⟨

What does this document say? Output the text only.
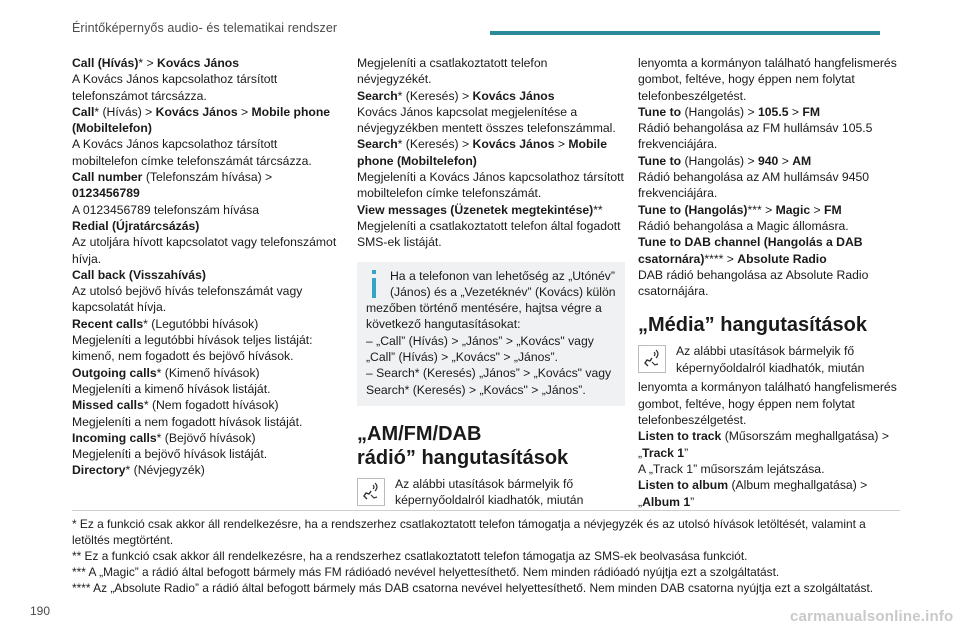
Érintőképernyős audio- és telematikai rendszer

Call (Hívás)* > Kovács János

A Kovács János kapcsolathoz társított telefonszámot tárcsázza.

Call* (Hívás) > Kovács János > Mobile phone (Mobiltelefon)

A Kovács János kapcsolathoz társított mobiltelefon címke telefonszámát tárcsázza.

Call number (Telefonszám hívása) > 0123456789

A 0123456789 telefonszám hívása

Redial (Újratárcsázás)

Az utoljára hívott kapcsolatot vagy telefonszámot hívja.

Call back (Visszahívás)

Az utolsó bejövő hívás telefonszámát vagy kapcsolatát hívja.

Recent calls* (Legutóbbi hívások)

Megjeleníti a legutóbbi hívások teljes listáját: kimenő, nem fogadott és bejövő hívások.

Outgoing calls* (Kimenő hívások)

Megjeleníti a kimenő hívások listáját.

Missed calls* (Nem fogadott hívások)

Megjeleníti a nem fogadott hívások listáját.

Incoming calls* (Bejövő hívások)

Megjeleníti a bejövő hívások listáját.

Directory* (Névjegyzék)

Megjeleníti a csatlakoztatott telefon névjegyzékét.

Search* (Keresés) > Kovács János

Kovács János kapcsolat megjelenítése a névjegyzékben mentett összes telefonszámmal.

Search* (Keresés) > Kovács János > Mobile phone (Mobiltelefon)

Megjeleníti a Kovács János kapcsolathoz társított mobiltelefon címke telefonszámát.

View messages (Üzenetek megtekintése)**

Megjeleníti a csatlakoztatott telefon által fogadott SMS-ek listáját.

Ha a telefonon van lehetőség az „Utónév” (János) és a „Vezetéknév” (Kovács) külön mezőben történő mentésére, hajtsa végre a következő hangutasításokat:

– „Call” (Hívás) > „János” > „Kovács" vagy „Call” (Hívás) > „Kovács" > „János”.

– Search* (Keresés) „János” > „Kovács" vagy Search* (Keresés) > „Kovács" > „János”.

„AM/FM/DAB
rádió” hangutasítások

Az alábbi utasítások bármelyik fő képernyőoldalról kiadhatók, miután

lenyomta a kormányon található hangfelismerés gombot, feltéve, hogy éppen nem folytat telefonbeszélgetést.

Tune to (Hangolás) > 105.5 > FM

Rádió behangolása az FM hullámsáv 105.5 frekvenciájára.

Tune to (Hangolás) > 940 > AM

Rádió behangolása az AM hullámsáv 9450 frekvenciájára.

Tune to (Hangolás)*** > Magic > FM

Rádió behangolása a Magic állomásra.

Tune to DAB channel (Hangolás a DAB csatornára)**** > Absolute Radio

DAB rádió behangolása az Absolute Radio csatornájára.

„Média” hangutasítások

Az alábbi utasítások bármelyik fő képernyőoldalról kiadhatók, miután

lenyomta a kormányon található hangfelismerés gombot, feltéve, hogy éppen nem folytat telefonbeszélgetést.

Listen to track (Műsorszám meghallgatása) > „Track 1”

A „Track 1” műsorszám lejátszása.

Listen to album (Album meghallgatása) > „Album 1”

* Ez a funkció csak akkor áll rendelkezésre, ha a rendszerhez csatlakoztatott telefon támogatja a névjegyzék és az utolsó hívások letöltését, valamint a letöltés megtörtént.

** Ez a funkció csak akkor áll rendelkezésre, ha a rendszerhez csatlakoztatott telefon támogatja az SMS-ek beolvasása funkciót.

*** A „Magic” a rádió által befogott bármely más FM rádióadó nevével helyettesíthető. Nem minden rádióadó nyújtja ezt a szolgáltatást.

**** Az „Absolute Radio” a rádió által befogott bármely más DAB csatorna nevével helyettesíthető. Nem minden DAB csatorna nyújtja ezt a szolgáltatást.

190	carmanualsonline.info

⟩

Your task is to transcribe all of the records precisely, with no images included.

What does this document say? Output the text only.
Érintőképernyős audio- és telematikai rendszer

Call (Hívás)* > Kovács János

A Kovács János kapcsolathoz társított telefonszámot tárcsázza.

Call* (Hívás) > Kovács János > Mobile phone (Mobiltelefon)

A Kovács János kapcsolathoz társított mobiltelefon címke telefonszámát tárcsázza.

Call number (Telefonszám hívása) > 0123456789

A 0123456789 telefonszám hívása

Redial (Újratárcsázás)

Az utoljára hívott kapcsolatot vagy telefonszámot hívja.

Call back (Visszahívás)

Az utolsó bejövő hívás telefonszámát vagy kapcsolatát hívja.

Recent calls* (Legutóbbi hívások)

Megjeleníti a legutóbbi hívások teljes listáját: kimenő, nem fogadott és bejövő hívások.

Outgoing calls* (Kimenő hívások)

Megjeleníti a kimenő hívások listáját.

Missed calls* (Nem fogadott hívások)

Megjeleníti a nem fogadott hívások listáját.

Incoming calls* (Bejövő hívások)

Megjeleníti a bejövő hívások listáját.

Directory* (Névjegyzék)

Megjeleníti a csatlakoztatott telefon névjegyzékét.

Search* (Keresés) > Kovács János

Kovács János kapcsolat megjelenítése a névjegyzékben mentett összes telefonszámmal.

Search* (Keresés) > Kovács János > Mobile phone (Mobiltelefon)

Megjeleníti a Kovács János kapcsolathoz társított mobiltelefon címke telefonszámát.

View messages (Üzenetek megtekintése)**

Megjeleníti a csatlakoztatott telefon által fogadott SMS-ek listáját.

Ha a telefonon van lehetőség az „Utónév” (János) és a „Vezetéknév” (Kovács) külön mezőben történő mentésére, hajtsa végre a következő hangutasításokat:

– „Call” (Hívás) > „János” > „Kovács" vagy „Call” (Hívás) > „Kovács" > „János”.

– Search* (Keresés) „János” > „Kovács" vagy Search* (Keresés) > „Kovács" > „János”.

„AM/FM/DAB
rádió” hangutasítások

Az alábbi utasítások bármelyik fő képernyőoldalról kiadhatók, miután

lenyomta a kormányon található hangfelismerés gombot, feltéve, hogy éppen nem folytat telefonbeszélgetést.

Tune to (Hangolás) > 105.5 > FM

Rádió behangolása az FM hullámsáv 105.5 frekvenciájára.

Tune to (Hangolás) > 940 > AM

Rádió behangolása az AM hullámsáv 9450 frekvenciájára.

Tune to (Hangolás)*** > Magic > FM

Rádió behangolása a Magic állomásra.

Tune to DAB channel (Hangolás a DAB csatornára)**** > Absolute Radio

DAB rádió behangolása az Absolute Radio csatornájára.

„Média” hangutasítások

Az alábbi utasítások bármelyik fő képernyőoldalról kiadhatók, miután

lenyomta a kormányon található hangfelismerés gombot, feltéve, hogy éppen nem folytat telefonbeszélgetést.

Listen to track (Műsorszám meghallgatása) > „Track 1”

A „Track 1” műsorszám lejátszása.

Listen to album (Album meghallgatása) > „Album 1”

* Ez a funkció csak akkor áll rendelkezésre, ha a rendszerhez csatlakoztatott telefon támogatja a névjegyzék és az utolsó hívások letöltését, valamint a letöltés megtörtént.

** Ez a funkció csak akkor áll rendelkezésre, ha a rendszerhez csatlakoztatott telefon támogatja az SMS-ek beolvasása funkciót.

*** A „Magic” a rádió által befogott bármely más FM rádióadó nevével helyettesíthető. Nem minden rádióadó nyújtja ezt a szolgáltatást.

**** Az „Absolute Radio” a rádió által befogott bármely más DAB csatorna nevével helyettesíthető. Nem minden DAB csatorna nyújtja ezt a szolgáltatást.

190	carmanualsonline.info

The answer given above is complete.